▶ **Task instructions**:
Send back all the data below, exactly as given.

▶ **Recorded data**:
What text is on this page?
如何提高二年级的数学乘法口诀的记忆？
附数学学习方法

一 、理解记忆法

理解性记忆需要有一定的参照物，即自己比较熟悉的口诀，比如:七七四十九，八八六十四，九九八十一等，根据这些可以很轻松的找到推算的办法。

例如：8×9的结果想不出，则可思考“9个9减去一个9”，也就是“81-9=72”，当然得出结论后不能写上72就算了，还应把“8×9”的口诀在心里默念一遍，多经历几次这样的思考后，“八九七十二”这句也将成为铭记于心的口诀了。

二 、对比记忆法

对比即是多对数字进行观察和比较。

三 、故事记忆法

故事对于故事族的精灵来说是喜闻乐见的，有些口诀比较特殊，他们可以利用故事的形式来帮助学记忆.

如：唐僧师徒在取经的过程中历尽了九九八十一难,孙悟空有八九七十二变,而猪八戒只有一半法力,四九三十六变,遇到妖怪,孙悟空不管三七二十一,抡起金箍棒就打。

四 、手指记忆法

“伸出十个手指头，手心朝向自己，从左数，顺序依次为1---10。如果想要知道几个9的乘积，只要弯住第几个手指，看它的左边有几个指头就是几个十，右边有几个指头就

▶ **Reply**:
What text is on this page?
如何提高二年级的数学乘法口诀的记忆？
附数学学习方法

一 、理解记忆法

理解性记忆需要有一定的参照物，即自己比较熟悉的口诀，比如:七七四十九，八八六十四，九九八十一等，根据这些可以很轻松的找到推算的办法。

例如：8×9的结果想不出，则可思考“9个9减去一个9”，也就是“81-9=72”，当然得出结论后不能写上72就算了，还应把“8×9”的口诀在心里默念一遍，多经历几次这样的思考后，“八九七十二”这句也将成为铭记于心的口诀了。

二 、对比记忆法

对比即是多对数字进行观察和比较。

三 、故事记忆法

故事对于故事族的精灵来说是喜闻乐见的，有些口诀比较特殊，他们可以利用故事的形式来帮助学记忆.

如：唐僧师徒在取经的过程中历尽了九九八十一难,孙悟空有八九七十二变,而猪八戒只有一半法力,四九三十六变,遇到妖怪,孙悟空不管三七二十一,抡起金箍棒就打。

四 、手指记忆法

“伸出十个手指头，手心朝向自己，从左数，顺序依次为1---10。如果想要知道几个9的乘积，只要弯住第几个手指，看它的左边有几个指头就是几个十，右边有几个指头就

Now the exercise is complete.